> Work instructions
Rewrite every line of the data below as a numbered list, omitting any blank lines.

> Data for processing
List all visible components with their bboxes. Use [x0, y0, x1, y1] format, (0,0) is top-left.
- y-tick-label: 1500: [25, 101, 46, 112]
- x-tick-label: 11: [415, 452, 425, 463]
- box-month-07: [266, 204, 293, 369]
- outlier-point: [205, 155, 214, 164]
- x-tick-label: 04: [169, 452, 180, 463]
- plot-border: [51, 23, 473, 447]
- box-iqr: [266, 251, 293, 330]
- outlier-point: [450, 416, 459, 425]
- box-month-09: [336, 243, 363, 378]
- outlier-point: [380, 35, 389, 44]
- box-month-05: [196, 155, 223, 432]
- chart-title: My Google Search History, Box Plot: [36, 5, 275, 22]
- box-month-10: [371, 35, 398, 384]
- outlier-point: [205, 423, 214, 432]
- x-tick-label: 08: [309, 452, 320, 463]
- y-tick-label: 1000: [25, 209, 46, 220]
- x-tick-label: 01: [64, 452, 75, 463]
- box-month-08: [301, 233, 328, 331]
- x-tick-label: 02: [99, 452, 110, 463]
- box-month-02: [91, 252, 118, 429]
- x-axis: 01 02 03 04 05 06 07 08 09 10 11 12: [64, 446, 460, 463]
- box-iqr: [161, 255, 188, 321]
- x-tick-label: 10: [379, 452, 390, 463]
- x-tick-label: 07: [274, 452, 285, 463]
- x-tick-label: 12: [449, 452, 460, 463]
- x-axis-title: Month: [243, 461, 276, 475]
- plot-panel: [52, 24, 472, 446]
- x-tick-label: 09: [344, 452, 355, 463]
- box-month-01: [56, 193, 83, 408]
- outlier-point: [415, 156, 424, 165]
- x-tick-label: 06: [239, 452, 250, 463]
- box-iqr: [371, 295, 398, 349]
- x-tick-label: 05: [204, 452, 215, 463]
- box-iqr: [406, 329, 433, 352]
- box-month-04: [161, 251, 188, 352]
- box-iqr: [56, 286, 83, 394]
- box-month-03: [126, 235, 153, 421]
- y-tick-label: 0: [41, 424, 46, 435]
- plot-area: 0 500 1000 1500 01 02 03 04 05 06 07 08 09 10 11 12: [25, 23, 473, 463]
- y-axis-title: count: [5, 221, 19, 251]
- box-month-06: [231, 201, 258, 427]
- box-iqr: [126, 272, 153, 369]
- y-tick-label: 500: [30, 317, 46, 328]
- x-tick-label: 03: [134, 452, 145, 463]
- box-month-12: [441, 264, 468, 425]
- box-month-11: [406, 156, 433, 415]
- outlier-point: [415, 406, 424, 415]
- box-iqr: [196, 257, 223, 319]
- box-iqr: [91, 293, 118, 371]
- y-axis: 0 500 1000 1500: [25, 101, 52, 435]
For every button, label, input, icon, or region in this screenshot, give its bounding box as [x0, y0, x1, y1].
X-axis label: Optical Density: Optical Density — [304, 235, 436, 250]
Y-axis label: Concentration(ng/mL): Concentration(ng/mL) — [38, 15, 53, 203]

> Full output
1. List all visible components with their bboxes. Use [x0, y0, x1, y1] format, (0,0) is top-left.
2. - y-tick-label: 1500: [25, 101, 46, 112]
3. - x-tick-label: 11: [415, 452, 425, 463]
4. - box-month-07: [266, 204, 293, 369]
5. - outlier-point: [205, 155, 214, 164]
6. - x-tick-label: 04: [169, 452, 180, 463]
7. - plot-border: [51, 23, 473, 447]
8. - box-iqr: [266, 251, 293, 330]
9. - outlier-point: [450, 416, 459, 425]
10. - box-month-09: [336, 243, 363, 378]
11. - outlier-point: [380, 35, 389, 44]
12. - box-month-05: [196, 155, 223, 432]
13. - chart-title: My Google Search History, Box Plot: [36, 5, 275, 22]
14. - box-month-10: [371, 35, 398, 384]
15. - outlier-point: [205, 423, 214, 432]
16. - x-tick-label: 08: [309, 452, 320, 463]
17. - y-tick-label: 1000: [25, 209, 46, 220]
18. - x-tick-label: 01: [64, 452, 75, 463]
19. - box-month-08: [301, 233, 328, 331]
20. - x-tick-label: 02: [99, 452, 110, 463]
21. - box-month-02: [91, 252, 118, 429]
22. - x-axis: 01 02 03 04 05 06 07 08 09 10 11 12: [64, 446, 460, 463]
23. - box-iqr: [161, 255, 188, 321]
24. - x-tick-label: 10: [379, 452, 390, 463]
25. - x-tick-label: 07: [274, 452, 285, 463]
26. - x-tick-label: 12: [449, 452, 460, 463]
27. - x-axis-title: Month: [243, 461, 276, 475]
28. - plot-panel: [52, 24, 472, 446]
29. - x-tick-label: 09: [344, 452, 355, 463]
30. - box-month-01: [56, 193, 83, 408]
31. - outlier-point: [415, 156, 424, 165]
32. - x-tick-label: 06: [239, 452, 250, 463]
33. - box-iqr: [371, 295, 398, 349]
34. - x-tick-label: 05: [204, 452, 215, 463]
35. - box-iqr: [406, 329, 433, 352]
36. - box-month-04: [161, 251, 188, 352]
37. - box-iqr: [56, 286, 83, 394]
38. - box-month-03: [126, 235, 153, 421]
39. - y-tick-label: 0: [41, 424, 46, 435]
40. - plot-area: 0 500 1000 1500 01 02 03 04 05 06 07 08 09 10 11 12: [25, 23, 473, 463]
41. - y-axis-title: count: [5, 221, 19, 251]
42. - box-month-06: [231, 201, 258, 427]
43. - box-iqr: [126, 272, 153, 369]
44. - y-tick-label: 500: [30, 317, 46, 328]
45. - x-tick-label: 03: [134, 452, 145, 463]
46. - box-month-12: [441, 264, 468, 425]
47. - box-month-11: [406, 156, 433, 415]
48. - outlier-point: [415, 406, 424, 415]
49. - box-iqr: [196, 257, 223, 319]
50. - box-iqr: [91, 293, 118, 371]
51. - y-axis: 0 500 1000 1500: [25, 101, 52, 435]
52. For every button, label, input, icon, or region in this screenshot, give its bounding box as [x0, y0, x1, y1].
53. X-axis label: Optical Density: Optical Density — [304, 235, 436, 250]
54. Y-axis label: Concentration(ng/mL): Concentration(ng/mL) — [38, 15, 53, 203]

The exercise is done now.